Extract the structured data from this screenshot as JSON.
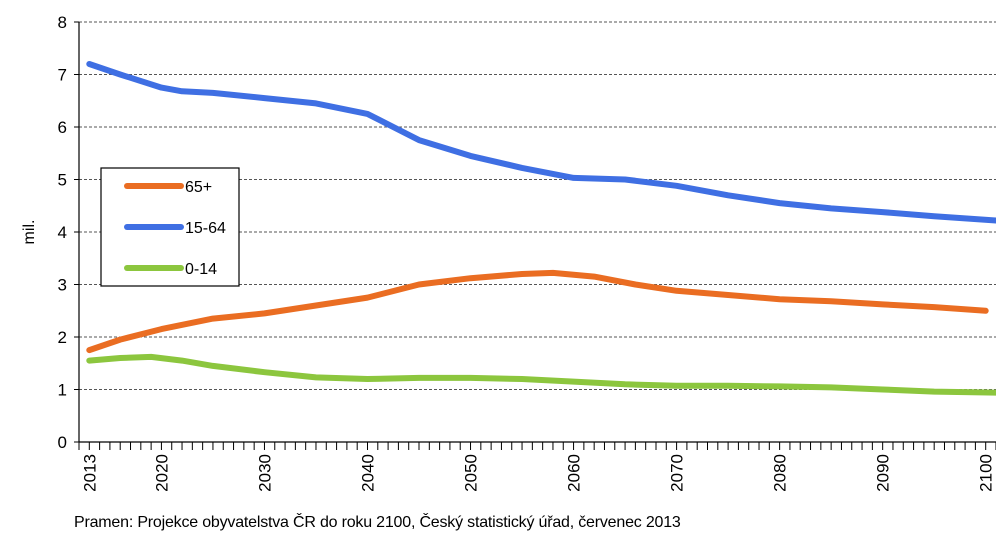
{
  "chart_data": {
    "type": "line",
    "title": "",
    "xlabel": "",
    "ylabel": "mil.",
    "xlim": [
      2012,
      2101
    ],
    "ylim": [
      0,
      8
    ],
    "y_ticks": [
      0,
      1,
      2,
      3,
      4,
      5,
      6,
      7,
      8
    ],
    "x_tick_labels": [
      "2013",
      "2020",
      "2030",
      "2040",
      "2050",
      "2060",
      "2070",
      "2080",
      "2090",
      "2100"
    ],
    "grid": true,
    "legend_position": "left",
    "legend": [
      "65+",
      "15-64",
      "0-14"
    ],
    "series": [
      {
        "name": "65+",
        "color": "#ea6d22",
        "points": [
          [
            2013,
            1.75
          ],
          [
            2016,
            1.95
          ],
          [
            2020,
            2.15
          ],
          [
            2025,
            2.35
          ],
          [
            2030,
            2.45
          ],
          [
            2035,
            2.6
          ],
          [
            2040,
            2.75
          ],
          [
            2045,
            3.0
          ],
          [
            2050,
            3.12
          ],
          [
            2055,
            3.2
          ],
          [
            2058,
            3.22
          ],
          [
            2062,
            3.15
          ],
          [
            2066,
            3.0
          ],
          [
            2070,
            2.88
          ],
          [
            2075,
            2.8
          ],
          [
            2080,
            2.72
          ],
          [
            2085,
            2.68
          ],
          [
            2090,
            2.62
          ],
          [
            2095,
            2.57
          ],
          [
            2100,
            2.5
          ]
        ]
      },
      {
        "name": "15-64",
        "color": "#3f6fe3",
        "points": [
          [
            2013,
            7.2
          ],
          [
            2016,
            7.0
          ],
          [
            2020,
            6.75
          ],
          [
            2022,
            6.68
          ],
          [
            2025,
            6.65
          ],
          [
            2030,
            6.55
          ],
          [
            2035,
            6.45
          ],
          [
            2040,
            6.25
          ],
          [
            2045,
            5.75
          ],
          [
            2050,
            5.45
          ],
          [
            2055,
            5.22
          ],
          [
            2060,
            5.03
          ],
          [
            2065,
            5.0
          ],
          [
            2070,
            4.88
          ],
          [
            2075,
            4.7
          ],
          [
            2080,
            4.55
          ],
          [
            2085,
            4.45
          ],
          [
            2090,
            4.38
          ],
          [
            2095,
            4.3
          ],
          [
            2101,
            4.22
          ]
        ]
      },
      {
        "name": "0-14",
        "color": "#8cc63e",
        "points": [
          [
            2013,
            1.55
          ],
          [
            2016,
            1.6
          ],
          [
            2019,
            1.62
          ],
          [
            2022,
            1.55
          ],
          [
            2025,
            1.45
          ],
          [
            2030,
            1.33
          ],
          [
            2035,
            1.23
          ],
          [
            2040,
            1.2
          ],
          [
            2045,
            1.22
          ],
          [
            2050,
            1.22
          ],
          [
            2055,
            1.2
          ],
          [
            2060,
            1.15
          ],
          [
            2065,
            1.1
          ],
          [
            2070,
            1.07
          ],
          [
            2075,
            1.07
          ],
          [
            2080,
            1.06
          ],
          [
            2085,
            1.04
          ],
          [
            2090,
            1.0
          ],
          [
            2095,
            0.96
          ],
          [
            2101,
            0.94
          ]
        ]
      }
    ]
  },
  "source_note": "Pramen: Projekce obyvatelstva ČR do roku 2100, Český statistický úřad, červenec 2013"
}
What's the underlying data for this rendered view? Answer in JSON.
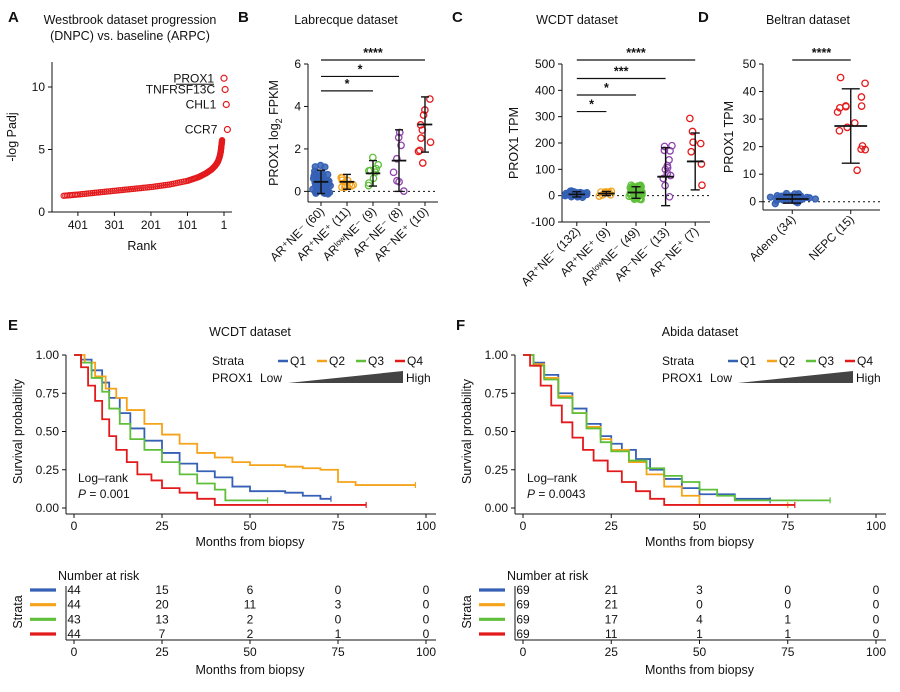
{
  "colors": {
    "red": "#e31a1c",
    "blue": "#3560b5",
    "orange": "#f5a31a",
    "green": "#5fbf3a",
    "purple": "#8e44ad",
    "dark": "#222222",
    "gray": "#555555"
  },
  "chart_data": [
    {
      "panel": "A",
      "type": "scatter",
      "title_lines": [
        "Westbrook dataset progression",
        "(DNPC) vs. baseline (ARPC)"
      ],
      "xlabel": "Rank",
      "ylabel": "-log Padj",
      "xticks": [
        "401",
        "301",
        "201",
        "101",
        "1"
      ],
      "yticks": [
        "0",
        "5",
        "10"
      ],
      "xlim": [
        450,
        1
      ],
      "ylim": [
        0,
        12
      ],
      "labeled_points": [
        {
          "gene": "PROX1",
          "rank": 1,
          "value": 10.7,
          "underlined": true
        },
        {
          "gene": "TNFRSF13C",
          "rank": 2,
          "value": 9.8,
          "underlined": false
        },
        {
          "gene": "CHL1",
          "rank": 3,
          "value": 8.6,
          "underlined": false
        },
        {
          "gene": "CCR7",
          "rank": 4,
          "value": 6.6,
          "underlined": false
        }
      ],
      "curve": [
        [
          440,
          1.3
        ],
        [
          400,
          1.4
        ],
        [
          350,
          1.55
        ],
        [
          300,
          1.7
        ],
        [
          250,
          1.85
        ],
        [
          200,
          2.0
        ],
        [
          150,
          2.2
        ],
        [
          100,
          2.5
        ],
        [
          70,
          2.8
        ],
        [
          50,
          3.1
        ],
        [
          35,
          3.4
        ],
        [
          25,
          3.7
        ],
        [
          18,
          4.0
        ],
        [
          13,
          4.4
        ],
        [
          10,
          4.8
        ],
        [
          8,
          5.3
        ],
        [
          6,
          5.8
        ]
      ]
    },
    {
      "panel": "B",
      "type": "dot-plot",
      "title": "Labrecque dataset",
      "ylabel_main": "PROX1 log",
      "ylabel_sub": "2",
      "ylabel_tail": " FPKM",
      "ylim": [
        -0.5,
        6
      ],
      "yticks": [
        "0",
        "2",
        "4",
        "6"
      ],
      "groups": [
        {
          "label": "AR⁺NE⁻ (60)",
          "n": 60,
          "mean": 0.45,
          "sd": 0.55,
          "color": "blue",
          "filled": true
        },
        {
          "label": "AR⁺NE⁺ (11)",
          "n": 11,
          "mean": 0.45,
          "sd": 0.35,
          "color": "orange",
          "filled": false
        },
        {
          "label": "ARˡᵒʷNE⁻ (9)",
          "n": 9,
          "mean": 0.85,
          "sd": 0.6,
          "color": "green",
          "filled": false
        },
        {
          "label": "AR⁻NE⁻ (8)",
          "n": 8,
          "mean": 1.45,
          "sd": 1.45,
          "color": "purple",
          "filled": false
        },
        {
          "label": "AR⁻NE⁺ (10)",
          "n": 10,
          "mean": 3.15,
          "sd": 1.3,
          "color": "red",
          "filled": false
        }
      ],
      "significance": [
        {
          "from": 0,
          "to": 4,
          "stars": "****"
        },
        {
          "from": 0,
          "to": 3,
          "stars": "*"
        },
        {
          "from": 0,
          "to": 2,
          "stars": "*"
        }
      ]
    },
    {
      "panel": "C",
      "type": "dot-plot",
      "title": "WCDT dataset",
      "ylabel_main": "PROX1 TPM",
      "ylim": [
        -100,
        500
      ],
      "yticks": [
        "-100",
        "0",
        "100",
        "200",
        "300",
        "400",
        "500"
      ],
      "groups": [
        {
          "label": "AR⁺NE⁻ (132)",
          "n": 132,
          "mean": 5,
          "sd": 10,
          "color": "blue",
          "filled": true
        },
        {
          "label": "AR⁺NE⁺ (9)",
          "n": 9,
          "mean": 8,
          "sd": 8,
          "color": "orange",
          "filled": false
        },
        {
          "label": "ARˡᵒʷNE⁻ (49)",
          "n": 49,
          "mean": 12,
          "sd": 22,
          "color": "green",
          "filled": false
        },
        {
          "label": "AR⁻NE⁻ (13)",
          "n": 13,
          "mean": 72,
          "sd": 110,
          "color": "purple",
          "filled": false
        },
        {
          "label": "AR⁻NE⁺ (7)",
          "n": 7,
          "mean": 130,
          "sd": 108,
          "color": "red",
          "filled": false
        }
      ],
      "significance": [
        {
          "from": 0,
          "to": 4,
          "stars": "****"
        },
        {
          "from": 0,
          "to": 3,
          "stars": "***"
        },
        {
          "from": 0,
          "to": 2,
          "stars": "*"
        },
        {
          "from": 0,
          "to": 1,
          "stars": "*"
        }
      ]
    },
    {
      "panel": "D",
      "type": "dot-plot",
      "title": "Beltran dataset",
      "ylabel_main": "PROX1 TPM",
      "ylim": [
        -3,
        50
      ],
      "yticks": [
        "0",
        "10",
        "20",
        "30",
        "40",
        "50"
      ],
      "groups": [
        {
          "label": "Adeno (34)",
          "n": 34,
          "mean": 1.0,
          "sd": 1.5,
          "color": "blue",
          "filled": true
        },
        {
          "label": "NEPC (15)",
          "n": 15,
          "mean": 27.5,
          "sd": 13.5,
          "color": "red",
          "filled": false
        }
      ],
      "significance": [
        {
          "from": 0,
          "to": 1,
          "stars": "****"
        }
      ]
    },
    {
      "panel": "E",
      "type": "survival",
      "title": "WCDT dataset",
      "xlabel": "Months from biopsy",
      "ylabel": "Survival probability",
      "xlim": [
        0,
        100
      ],
      "ylim": [
        0,
        1
      ],
      "xticks": [
        "0",
        "25",
        "50",
        "75",
        "100"
      ],
      "yticks": [
        "0.00",
        "0.25",
        "0.50",
        "0.75",
        "1.00"
      ],
      "legend": {
        "strata_label": "Strata",
        "prox1_label": "PROX1",
        "low": "Low",
        "high": "High",
        "entries": [
          "Q1",
          "Q2",
          "Q3",
          "Q4"
        ]
      },
      "stat_lines": [
        "Log–rank",
        "P = 0.001"
      ],
      "series": [
        {
          "name": "Q1",
          "color": "blue",
          "points": [
            [
              0,
              1
            ],
            [
              2,
              0.97
            ],
            [
              5,
              0.9
            ],
            [
              8,
              0.82
            ],
            [
              10,
              0.72
            ],
            [
              13,
              0.62
            ],
            [
              16,
              0.52
            ],
            [
              20,
              0.44
            ],
            [
              25,
              0.36
            ],
            [
              30,
              0.29
            ],
            [
              35,
              0.24
            ],
            [
              40,
              0.2
            ],
            [
              45,
              0.14
            ],
            [
              50,
              0.11
            ],
            [
              60,
              0.1
            ],
            [
              65,
              0.08
            ],
            [
              70,
              0.06
            ],
            [
              73,
              0.06
            ]
          ]
        },
        {
          "name": "Q2",
          "color": "orange",
          "points": [
            [
              0,
              1
            ],
            [
              3,
              0.95
            ],
            [
              6,
              0.86
            ],
            [
              9,
              0.78
            ],
            [
              12,
              0.72
            ],
            [
              15,
              0.64
            ],
            [
              20,
              0.55
            ],
            [
              25,
              0.48
            ],
            [
              30,
              0.42
            ],
            [
              35,
              0.36
            ],
            [
              40,
              0.33
            ],
            [
              45,
              0.3
            ],
            [
              50,
              0.28
            ],
            [
              60,
              0.27
            ],
            [
              65,
              0.26
            ],
            [
              70,
              0.25
            ],
            [
              75,
              0.17
            ],
            [
              80,
              0.15
            ],
            [
              97,
              0.15
            ]
          ]
        },
        {
          "name": "Q3",
          "color": "green",
          "points": [
            [
              0,
              1
            ],
            [
              2,
              0.95
            ],
            [
              5,
              0.85
            ],
            [
              8,
              0.76
            ],
            [
              10,
              0.65
            ],
            [
              13,
              0.55
            ],
            [
              16,
              0.45
            ],
            [
              20,
              0.38
            ],
            [
              25,
              0.3
            ],
            [
              30,
              0.22
            ],
            [
              35,
              0.16
            ],
            [
              40,
              0.12
            ],
            [
              43,
              0.05
            ],
            [
              50,
              0.05
            ],
            [
              55,
              0.05
            ]
          ]
        },
        {
          "name": "Q4",
          "color": "red",
          "points": [
            [
              0,
              1
            ],
            [
              2,
              0.92
            ],
            [
              4,
              0.8
            ],
            [
              6,
              0.7
            ],
            [
              8,
              0.58
            ],
            [
              10,
              0.47
            ],
            [
              12,
              0.38
            ],
            [
              15,
              0.3
            ],
            [
              18,
              0.22
            ],
            [
              22,
              0.18
            ],
            [
              25,
              0.13
            ],
            [
              30,
              0.1
            ],
            [
              35,
              0.06
            ],
            [
              40,
              0.02
            ],
            [
              50,
              0.02
            ],
            [
              60,
              0.02
            ],
            [
              83,
              0.02
            ]
          ]
        }
      ],
      "risk_table": {
        "title": "Number at risk",
        "axis_label": "Strata",
        "times": [
          "0",
          "25",
          "50",
          "75",
          "100"
        ],
        "rows": [
          {
            "name": "Q1",
            "color": "blue",
            "counts": [
              "44",
              "15",
              "6",
              "0",
              "0"
            ]
          },
          {
            "name": "Q2",
            "color": "orange",
            "counts": [
              "44",
              "20",
              "11",
              "3",
              "0"
            ]
          },
          {
            "name": "Q3",
            "color": "green",
            "counts": [
              "43",
              "13",
              "2",
              "0",
              "0"
            ]
          },
          {
            "name": "Q4",
            "color": "red",
            "counts": [
              "44",
              "7",
              "2",
              "1",
              "0"
            ]
          }
        ]
      }
    },
    {
      "panel": "F",
      "type": "survival",
      "title": "Abida dataset",
      "xlabel": "Months from biopsy",
      "ylabel": "Survival probability",
      "xlim": [
        0,
        100
      ],
      "ylim": [
        0,
        1
      ],
      "xticks": [
        "0",
        "25",
        "50",
        "75",
        "100"
      ],
      "yticks": [
        "0.00",
        "0.25",
        "0.50",
        "0.75",
        "1.00"
      ],
      "legend": {
        "strata_label": "Strata",
        "prox1_label": "PROX1",
        "low": "Low",
        "high": "High",
        "entries": [
          "Q1",
          "Q2",
          "Q3",
          "Q4"
        ]
      },
      "stat_lines": [
        "Log–rank",
        "P = 0.0043"
      ],
      "series": [
        {
          "name": "Q1",
          "color": "blue",
          "points": [
            [
              0,
              1
            ],
            [
              3,
              0.95
            ],
            [
              6,
              0.87
            ],
            [
              10,
              0.75
            ],
            [
              14,
              0.65
            ],
            [
              18,
              0.55
            ],
            [
              22,
              0.47
            ],
            [
              25,
              0.42
            ],
            [
              28,
              0.38
            ],
            [
              32,
              0.32
            ],
            [
              36,
              0.25
            ],
            [
              40,
              0.19
            ],
            [
              45,
              0.13
            ],
            [
              50,
              0.09
            ],
            [
              60,
              0.06
            ],
            [
              70,
              0.05
            ]
          ]
        },
        {
          "name": "Q2",
          "color": "orange",
          "points": [
            [
              0,
              1
            ],
            [
              3,
              0.94
            ],
            [
              6,
              0.85
            ],
            [
              10,
              0.73
            ],
            [
              14,
              0.62
            ],
            [
              18,
              0.53
            ],
            [
              22,
              0.45
            ],
            [
              25,
              0.38
            ],
            [
              30,
              0.3
            ],
            [
              35,
              0.22
            ],
            [
              40,
              0.14
            ],
            [
              45,
              0.08
            ],
            [
              50,
              0.02
            ],
            [
              55,
              0.02
            ],
            [
              75,
              0.02
            ]
          ]
        },
        {
          "name": "Q3",
          "color": "green",
          "points": [
            [
              0,
              1
            ],
            [
              3,
              0.93
            ],
            [
              6,
              0.84
            ],
            [
              10,
              0.72
            ],
            [
              14,
              0.62
            ],
            [
              18,
              0.52
            ],
            [
              22,
              0.43
            ],
            [
              25,
              0.37
            ],
            [
              30,
              0.31
            ],
            [
              35,
              0.26
            ],
            [
              40,
              0.21
            ],
            [
              45,
              0.17
            ],
            [
              50,
              0.12
            ],
            [
              55,
              0.08
            ],
            [
              60,
              0.05
            ],
            [
              87,
              0.05
            ]
          ]
        },
        {
          "name": "Q4",
          "color": "red",
          "points": [
            [
              0,
              1
            ],
            [
              2,
              0.93
            ],
            [
              5,
              0.8
            ],
            [
              8,
              0.67
            ],
            [
              11,
              0.56
            ],
            [
              14,
              0.46
            ],
            [
              17,
              0.38
            ],
            [
              20,
              0.31
            ],
            [
              24,
              0.24
            ],
            [
              28,
              0.17
            ],
            [
              32,
              0.11
            ],
            [
              36,
              0.06
            ],
            [
              40,
              0.02
            ],
            [
              50,
              0.02
            ],
            [
              77,
              0.02
            ]
          ]
        }
      ],
      "risk_table": {
        "title": "Number at risk",
        "axis_label": "Strata",
        "times": [
          "0",
          "25",
          "50",
          "75",
          "100"
        ],
        "rows": [
          {
            "name": "Q1",
            "color": "blue",
            "counts": [
              "69",
              "21",
              "3",
              "0",
              "0"
            ]
          },
          {
            "name": "Q2",
            "color": "orange",
            "counts": [
              "69",
              "21",
              "0",
              "0",
              "0"
            ]
          },
          {
            "name": "Q3",
            "color": "green",
            "counts": [
              "69",
              "17",
              "4",
              "1",
              "0"
            ]
          },
          {
            "name": "Q4",
            "color": "red",
            "counts": [
              "69",
              "11",
              "1",
              "1",
              "0"
            ]
          }
        ]
      }
    }
  ]
}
■ ■ ■ ■ ■ ■ ■
## WHAT YOU NEED TO DO
Sift the material for lines with the string "dataset". Copy each one found.

## CORRECT ANSWER
        "Westbrook dataset progression",
      "title": "Labrecque dataset",
      "title": "WCDT dataset",
      "title": "Beltran dataset",
      "title": "WCDT dataset",
      "title": "Abida dataset",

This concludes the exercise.